§ **Exercise details**
Write out all of the entries exactly as given.

Dataset listings of figures
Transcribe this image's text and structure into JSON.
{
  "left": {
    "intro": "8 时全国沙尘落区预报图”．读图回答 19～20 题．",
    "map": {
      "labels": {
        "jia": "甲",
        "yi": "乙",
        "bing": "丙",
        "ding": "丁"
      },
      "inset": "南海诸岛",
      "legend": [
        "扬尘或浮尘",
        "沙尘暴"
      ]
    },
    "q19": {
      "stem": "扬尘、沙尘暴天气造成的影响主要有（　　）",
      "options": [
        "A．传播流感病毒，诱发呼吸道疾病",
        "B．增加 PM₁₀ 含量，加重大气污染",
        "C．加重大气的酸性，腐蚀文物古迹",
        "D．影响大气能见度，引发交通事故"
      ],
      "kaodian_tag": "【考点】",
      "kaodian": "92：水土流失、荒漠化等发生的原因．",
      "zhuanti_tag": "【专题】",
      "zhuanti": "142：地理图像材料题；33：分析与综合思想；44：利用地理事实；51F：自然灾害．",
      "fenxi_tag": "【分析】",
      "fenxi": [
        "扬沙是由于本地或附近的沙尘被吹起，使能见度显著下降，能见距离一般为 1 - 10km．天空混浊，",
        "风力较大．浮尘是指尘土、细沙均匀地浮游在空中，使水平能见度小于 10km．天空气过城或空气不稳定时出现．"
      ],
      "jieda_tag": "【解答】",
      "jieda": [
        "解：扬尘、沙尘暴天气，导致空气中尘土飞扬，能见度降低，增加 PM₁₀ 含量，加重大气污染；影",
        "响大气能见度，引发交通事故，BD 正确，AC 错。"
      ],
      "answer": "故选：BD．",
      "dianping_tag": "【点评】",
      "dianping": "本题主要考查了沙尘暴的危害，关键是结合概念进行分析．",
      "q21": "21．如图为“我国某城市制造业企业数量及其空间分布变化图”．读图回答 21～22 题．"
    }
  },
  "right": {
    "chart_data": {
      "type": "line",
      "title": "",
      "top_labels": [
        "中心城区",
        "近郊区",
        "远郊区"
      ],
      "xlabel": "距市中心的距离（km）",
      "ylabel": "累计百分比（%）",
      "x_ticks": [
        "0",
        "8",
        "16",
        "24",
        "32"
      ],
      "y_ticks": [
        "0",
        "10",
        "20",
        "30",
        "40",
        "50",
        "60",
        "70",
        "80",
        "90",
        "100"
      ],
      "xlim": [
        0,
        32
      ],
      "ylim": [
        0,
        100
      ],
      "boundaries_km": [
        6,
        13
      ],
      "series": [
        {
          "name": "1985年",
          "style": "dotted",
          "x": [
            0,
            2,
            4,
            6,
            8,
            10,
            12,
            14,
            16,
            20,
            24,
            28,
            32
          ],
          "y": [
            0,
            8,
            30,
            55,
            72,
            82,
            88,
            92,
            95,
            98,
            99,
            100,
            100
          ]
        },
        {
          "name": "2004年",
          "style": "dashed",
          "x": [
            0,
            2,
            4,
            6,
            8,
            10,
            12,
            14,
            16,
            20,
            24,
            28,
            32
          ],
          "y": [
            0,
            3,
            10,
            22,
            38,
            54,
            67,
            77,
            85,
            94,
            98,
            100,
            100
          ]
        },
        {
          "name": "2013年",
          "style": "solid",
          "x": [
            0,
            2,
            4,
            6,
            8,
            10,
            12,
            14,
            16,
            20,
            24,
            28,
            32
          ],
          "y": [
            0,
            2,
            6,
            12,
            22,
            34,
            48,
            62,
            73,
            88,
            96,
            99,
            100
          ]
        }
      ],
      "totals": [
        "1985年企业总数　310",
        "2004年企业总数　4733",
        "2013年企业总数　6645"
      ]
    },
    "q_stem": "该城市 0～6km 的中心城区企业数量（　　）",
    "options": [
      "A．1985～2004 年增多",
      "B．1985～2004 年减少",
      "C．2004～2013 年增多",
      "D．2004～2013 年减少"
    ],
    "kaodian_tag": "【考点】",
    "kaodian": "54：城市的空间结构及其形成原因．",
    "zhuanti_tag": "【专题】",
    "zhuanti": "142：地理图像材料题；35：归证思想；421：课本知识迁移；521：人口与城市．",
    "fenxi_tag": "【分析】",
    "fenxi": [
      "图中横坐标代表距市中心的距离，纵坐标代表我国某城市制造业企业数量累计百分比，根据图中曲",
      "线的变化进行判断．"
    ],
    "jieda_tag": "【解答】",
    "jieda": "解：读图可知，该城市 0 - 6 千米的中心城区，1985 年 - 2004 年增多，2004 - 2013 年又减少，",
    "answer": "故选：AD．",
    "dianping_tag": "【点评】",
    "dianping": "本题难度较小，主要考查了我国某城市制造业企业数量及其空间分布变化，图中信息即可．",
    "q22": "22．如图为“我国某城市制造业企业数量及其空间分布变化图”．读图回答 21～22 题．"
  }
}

§ **Task result**
Transcribe this image's text and structure into JSON.
{
  "left": {
    "intro": "8 时全国沙尘落区预报图”．读图回答 19～20 题．",
    "map": {
      "labels": {
        "jia": "甲",
        "yi": "乙",
        "bing": "丙",
        "ding": "丁"
      },
      "inset": "南海诸岛",
      "legend": [
        "扬尘或浮尘",
        "沙尘暴"
      ]
    },
    "q19": {
      "stem": "扬尘、沙尘暴天气造成的影响主要有（　　）",
      "options": [
        "A．传播流感病毒，诱发呼吸道疾病",
        "B．增加 PM₁₀ 含量，加重大气污染",
        "C．加重大气的酸性，腐蚀文物古迹",
        "D．影响大气能见度，引发交通事故"
      ],
      "kaodian_tag": "【考点】",
      "kaodian": "92：水土流失、荒漠化等发生的原因．",
      "zhuanti_tag": "【专题】",
      "zhuanti": "142：地理图像材料题；33：分析与综合思想；44：利用地理事实；51F：自然灾害．",
      "fenxi_tag": "【分析】",
      "fenxi": [
        "扬沙是由于本地或附近的沙尘被吹起，使能见度显著下降，能见距离一般为 1 - 10km．天空混浊，",
        "风力较大．浮尘是指尘土、细沙均匀地浮游在空中，使水平能见度小于 10km．天空气过城或空气不稳定时出现．"
      ],
      "jieda_tag": "【解答】",
      "jieda": [
        "解：扬尘、沙尘暴天气，导致空气中尘土飞扬，能见度降低，增加 PM₁₀ 含量，加重大气污染；影",
        "响大气能见度，引发交通事故，BD 正确，AC 错。"
      ],
      "answer": "故选：BD．",
      "dianping_tag": "【点评】",
      "dianping": "本题主要考查了沙尘暴的危害，关键是结合概念进行分析．",
      "q21": "21．如图为“我国某城市制造业企业数量及其空间分布变化图”．读图回答 21～22 题．"
    }
  },
  "right": {
    "chart_data": {
      "type": "line",
      "title": "",
      "top_labels": [
        "中心城区",
        "近郊区",
        "远郊区"
      ],
      "xlabel": "距市中心的距离（km）",
      "ylabel": "累计百分比（%）",
      "x_ticks": [
        "0",
        "8",
        "16",
        "24",
        "32"
      ],
      "y_ticks": [
        "0",
        "10",
        "20",
        "30",
        "40",
        "50",
        "60",
        "70",
        "80",
        "90",
        "100"
      ],
      "xlim": [
        0,
        32
      ],
      "ylim": [
        0,
        100
      ],
      "boundaries_km": [
        6,
        13
      ],
      "series": [
        {
          "name": "1985年",
          "style": "dotted",
          "x": [
            0,
            2,
            4,
            6,
            8,
            10,
            12,
            14,
            16,
            20,
            24,
            28,
            32
          ],
          "y": [
            0,
            8,
            30,
            55,
            72,
            82,
            88,
            92,
            95,
            98,
            99,
            100,
            100
          ]
        },
        {
          "name": "2004年",
          "style": "dashed",
          "x": [
            0,
            2,
            4,
            6,
            8,
            10,
            12,
            14,
            16,
            20,
            24,
            28,
            32
          ],
          "y": [
            0,
            3,
            10,
            22,
            38,
            54,
            67,
            77,
            85,
            94,
            98,
            100,
            100
          ]
        },
        {
          "name": "2013年",
          "style": "solid",
          "x": [
            0,
            2,
            4,
            6,
            8,
            10,
            12,
            14,
            16,
            20,
            24,
            28,
            32
          ],
          "y": [
            0,
            2,
            6,
            12,
            22,
            34,
            48,
            62,
            73,
            88,
            96,
            99,
            100
          ]
        }
      ],
      "totals": [
        "1985年企业总数　310",
        "2004年企业总数　4733",
        "2013年企业总数　6645"
      ]
    },
    "q_stem": "该城市 0～6km 的中心城区企业数量（　　）",
    "options": [
      "A．1985～2004 年增多",
      "B．1985～2004 年减少",
      "C．2004～2013 年增多",
      "D．2004～2013 年减少"
    ],
    "kaodian_tag": "【考点】",
    "kaodian": "54：城市的空间结构及其形成原因．",
    "zhuanti_tag": "【专题】",
    "zhuanti": "142：地理图像材料题；35：归证思想；421：课本知识迁移；521：人口与城市．",
    "fenxi_tag": "【分析】",
    "fenxi": [
      "图中横坐标代表距市中心的距离，纵坐标代表我国某城市制造业企业数量累计百分比，根据图中曲",
      "线的变化进行判断．"
    ],
    "jieda_tag": "【解答】",
    "jieda": "解：读图可知，该城市 0 - 6 千米的中心城区，1985 年 - 2004 年增多，2004 - 2013 年又减少，",
    "answer": "故选：AD．",
    "dianping_tag": "【点评】",
    "dianping": "本题难度较小，主要考查了我国某城市制造业企业数量及其空间分布变化，图中信息即可．",
    "q22": "22．如图为“我国某城市制造业企业数量及其空间分布变化图”．读图回答 21～22 题．"
  }
}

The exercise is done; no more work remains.